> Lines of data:
□ □ □

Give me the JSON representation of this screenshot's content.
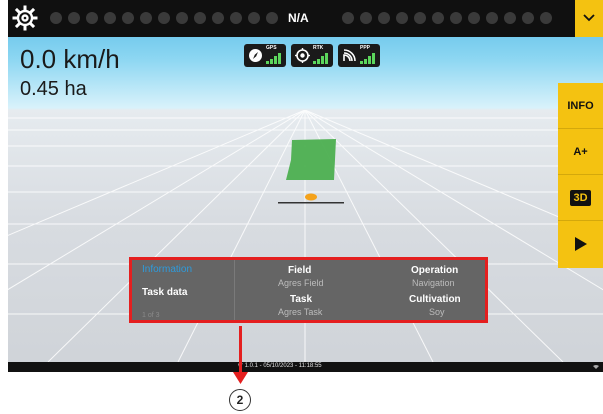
{
  "topbar": {
    "status": "N/A",
    "menu_icon": "chevron-down-icon",
    "settings_icon": "gear-icon"
  },
  "readouts": {
    "speed": "0.0 km/h",
    "area": "0.45 ha"
  },
  "signals": [
    {
      "label": "GPS",
      "icon": "compass-icon"
    },
    {
      "label": "RTK",
      "icon": "crosshair-icon"
    },
    {
      "label": "PPP",
      "icon": "satellite-icon"
    }
  ],
  "sidebar": {
    "info_label": "INFO",
    "zoom_label": "A+",
    "view_label": "3D",
    "play_icon": "play-icon"
  },
  "info_panel": {
    "tabs": [
      "Information",
      "Task data"
    ],
    "pager": "1 of 3",
    "field_label": "Field",
    "field_value": "Agres Field",
    "operation_label": "Operation",
    "operation_value": "Navigation",
    "task_label": "Task",
    "task_value": "Agres Task",
    "cultivation_label": "Cultivation",
    "cultivation_value": "Soy"
  },
  "footer": {
    "version": "vr 1.0.1 - 05/10/2023 - 11:18:55"
  },
  "callout": {
    "number": "2"
  },
  "colors": {
    "accent": "#f4c211",
    "highlight": "#e41f1f",
    "field_polygon": "#4caf50",
    "info_tab_active": "#2e9bdc"
  }
}
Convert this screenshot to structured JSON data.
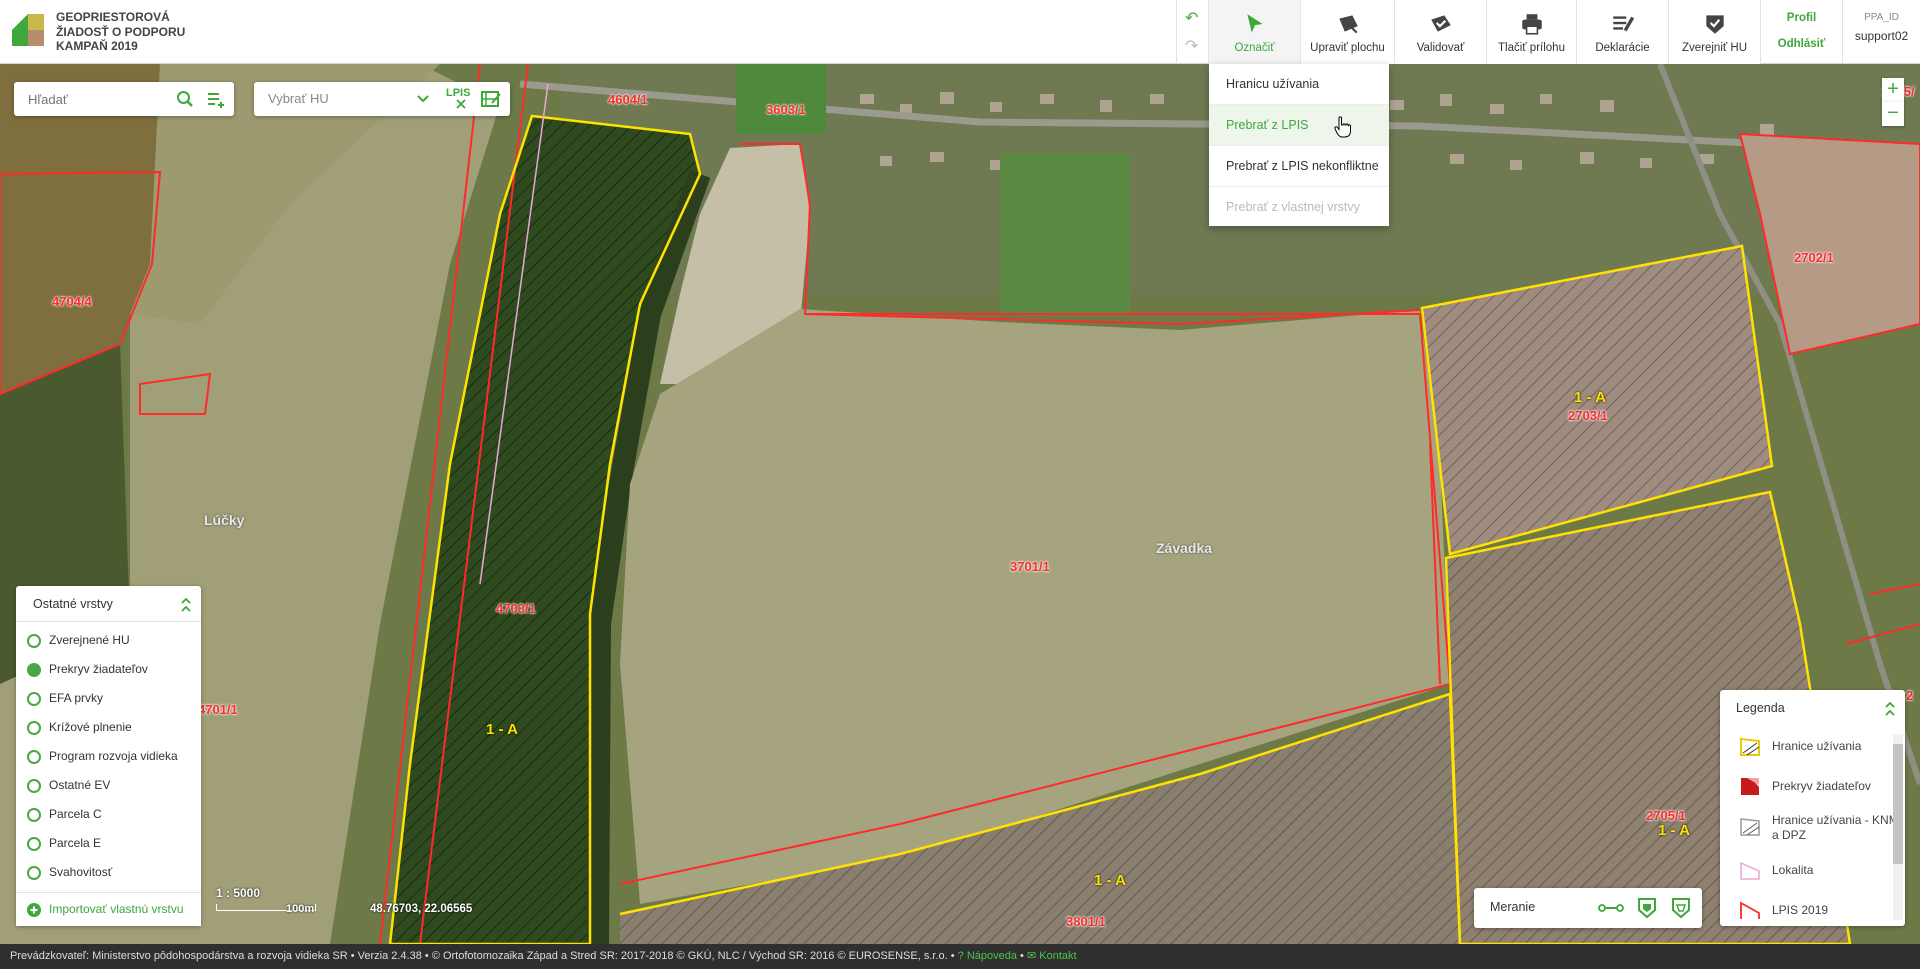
{
  "app": {
    "title_line1": "GEOPRIESTOROVÁ",
    "title_line2": "ŽIADOSŤ O PODPORU",
    "title_line3": "KAMPAŇ 2019"
  },
  "toolbar": {
    "buttons": [
      {
        "label": "Označiť",
        "icon": "cursor-arrow-icon",
        "active": true
      },
      {
        "label": "Upraviť plochu",
        "icon": "edit-area-icon"
      },
      {
        "label": "Validovať",
        "icon": "validate-icon"
      },
      {
        "label": "Tlačiť prílohu",
        "icon": "printer-icon"
      },
      {
        "label": "Deklarácie",
        "icon": "declarations-icon"
      },
      {
        "label": "Zverejniť HU",
        "icon": "publish-shield-icon"
      }
    ],
    "profile_label": "Profil",
    "logout_label": "Odhlásiť",
    "user_id_label": "PPA_ID",
    "username": "support02"
  },
  "dropdown": {
    "items": [
      {
        "label": "Hranicu užívania",
        "state": "normal"
      },
      {
        "label": "Prebrať z LPIS",
        "state": "hover"
      },
      {
        "label": "Prebrať z LPIS nekonfliktne",
        "state": "normal"
      },
      {
        "label": "Prebrať z vlastnej vrstvy",
        "state": "disabled"
      }
    ]
  },
  "search": {
    "placeholder": "Hľadať"
  },
  "hu_select": {
    "placeholder": "Vybrať HU",
    "lpis_label": "LPIS"
  },
  "map": {
    "parcel_labels": [
      "4604/1",
      "3603/1",
      "4704/4",
      "4703/1",
      "3701/1",
      "2702/1",
      "2703/1",
      "2605/",
      "2705/1",
      "3801/1",
      "4701/1",
      "2"
    ],
    "usage_labels": [
      "1 - A",
      "1 - A",
      "1 - A",
      "1 - A"
    ],
    "place_labels": [
      "Lúčky",
      "Závadka"
    ],
    "scale": "1 : 5000",
    "scale_distance": "100m",
    "coordinates": "48.76703, 22.06565"
  },
  "layers_panel": {
    "title": "Ostatné vrstvy",
    "items": [
      {
        "label": "Zverejnené HU",
        "checked": false
      },
      {
        "label": "Prekryv žiadateľov",
        "checked": true
      },
      {
        "label": "EFA prvky",
        "checked": false
      },
      {
        "label": "Krížové plnenie",
        "checked": false
      },
      {
        "label": "Program rozvoja vidieka",
        "checked": false
      },
      {
        "label": "Ostatné EV",
        "checked": false
      },
      {
        "label": "Parcela C",
        "checked": false
      },
      {
        "label": "Parcela E",
        "checked": false
      },
      {
        "label": "Svahovitosť",
        "checked": false
      }
    ],
    "import_label": "Importovať vlastnú vrstvu"
  },
  "legend": {
    "title": "Legenda",
    "items": [
      {
        "label": "Hranice užívania"
      },
      {
        "label": "Prekryv žiadateľov"
      },
      {
        "label": "Hranice užívania - KNM a DPZ"
      },
      {
        "label": "Lokalita"
      },
      {
        "label": "LPIS 2019"
      }
    ]
  },
  "measure": {
    "label": "Meranie"
  },
  "footer": {
    "text": "Prevádzkovateľ: Ministerstvo pôdohospodárstva a rozvoja vidieka SR • Verzia 2.4.38 • © Ortofotomozaika Západ a Stred SR: 2017-2018 © GKÚ, NLC / Východ SR: 2016 © EUROSENSE, s.r.o. •",
    "help_label": "Nápoveda",
    "contact_label": "Kontakt"
  },
  "colors": {
    "accent": "#3ea83b",
    "parcel_border": "#ff2a2a",
    "usage_border": "#ffe200"
  }
}
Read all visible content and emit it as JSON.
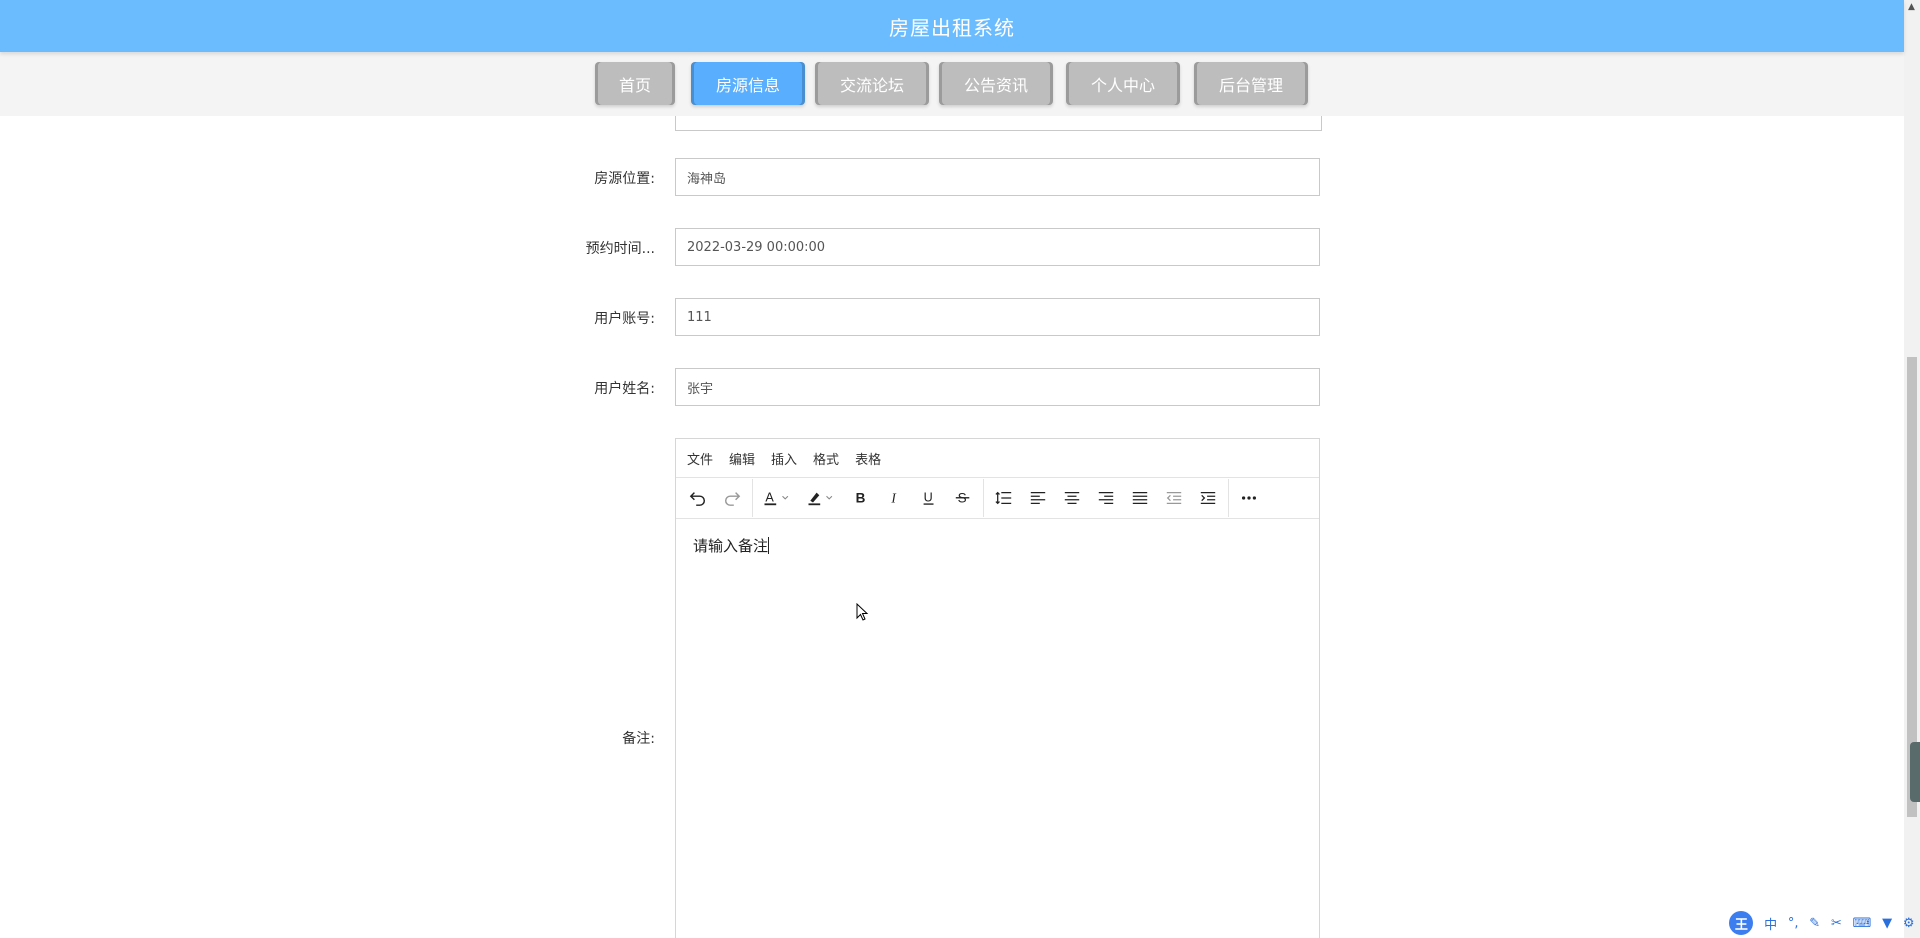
{
  "header": {
    "title": "房屋出租系统"
  },
  "nav": {
    "items": [
      {
        "label": "首页"
      },
      {
        "label": "房源信息"
      },
      {
        "label": "交流论坛"
      },
      {
        "label": "公告资讯"
      },
      {
        "label": "个人中心"
      },
      {
        "label": "后台管理"
      }
    ],
    "active_index": 1
  },
  "form": {
    "location_label": "房源位置:",
    "location_value": "海神岛",
    "time_label": "预约时间...",
    "time_value": "2022-03-29 00:00:00",
    "account_label": "用户账号:",
    "account_value": "111",
    "name_label": "用户姓名:",
    "name_value": "张宇",
    "remark_label": "备注:"
  },
  "editor": {
    "menu": [
      "文件",
      "编辑",
      "插入",
      "格式",
      "表格"
    ],
    "content": "请输入备注",
    "toolbar_icons": [
      "undo-icon",
      "redo-icon",
      "text-color-icon",
      "highlight-icon",
      "bold-icon",
      "italic-icon",
      "underline-icon",
      "strikethrough-icon",
      "line-height-icon",
      "align-left-icon",
      "align-center-icon",
      "align-right-icon",
      "justify-icon",
      "outdent-icon",
      "indent-icon",
      "more-icon"
    ]
  },
  "ime": {
    "logo": "王",
    "mode": "中"
  },
  "colors": {
    "header": "#6bbcff",
    "active_tab": "#5aaefe",
    "tab": "#bdbdbd"
  }
}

□ □ □

> GIVEN EXERCISE: Look through the data and show every line containing "vrstvy".

> WRITTEN ANSWER:
        "label": "Prebrať z vlastnej vrstvy",
    "title": "Ostatné vrstvy",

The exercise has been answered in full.